THE TASK ->
Check each line of the data below for the word "default", then extract the ones that have it.

(Dataset records)
>>>>>
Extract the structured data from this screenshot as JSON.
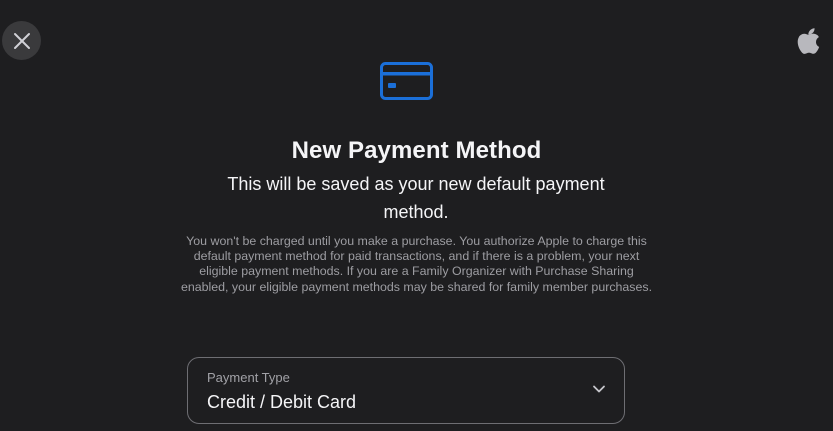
{
  "close_button": {
    "icon": "close-icon"
  },
  "brand": {
    "logo": "apple-logo"
  },
  "header": {
    "icon": "credit-card-icon",
    "title": "New Payment Method",
    "subtitle": "This will be saved as your new default payment method."
  },
  "disclaimer": "You won't be charged until you make a purchase. You authorize Apple to charge this default payment method for paid transactions, and if there is a problem, your next eligible payment methods. If you are a Family Organizer with Purchase Sharing enabled, your eligible payment methods may be shared for family member purchases.",
  "payment_type": {
    "label": "Payment Type",
    "value": "Credit / Debit Card",
    "icon": "chevron-down-icon"
  },
  "colors": {
    "background": "#1e1e20",
    "accent": "#1b6fd8",
    "text_primary": "#f5f5f7",
    "text_secondary": "#9d9da2"
  }
}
<<<<<
OUTPUT OF THE TASK ->
    "subtitle": "This will be saved as your new default payment method."
  "disclaimer": "You won't be charged until you make a purchase. You authorize Apple to charge this default payment method for paid transactions, and if there is a problem, your next eligible payment methods. If you are a Family Organizer with Purchase Sharing enabled, your eligible payment methods may be shared for family member purchases.",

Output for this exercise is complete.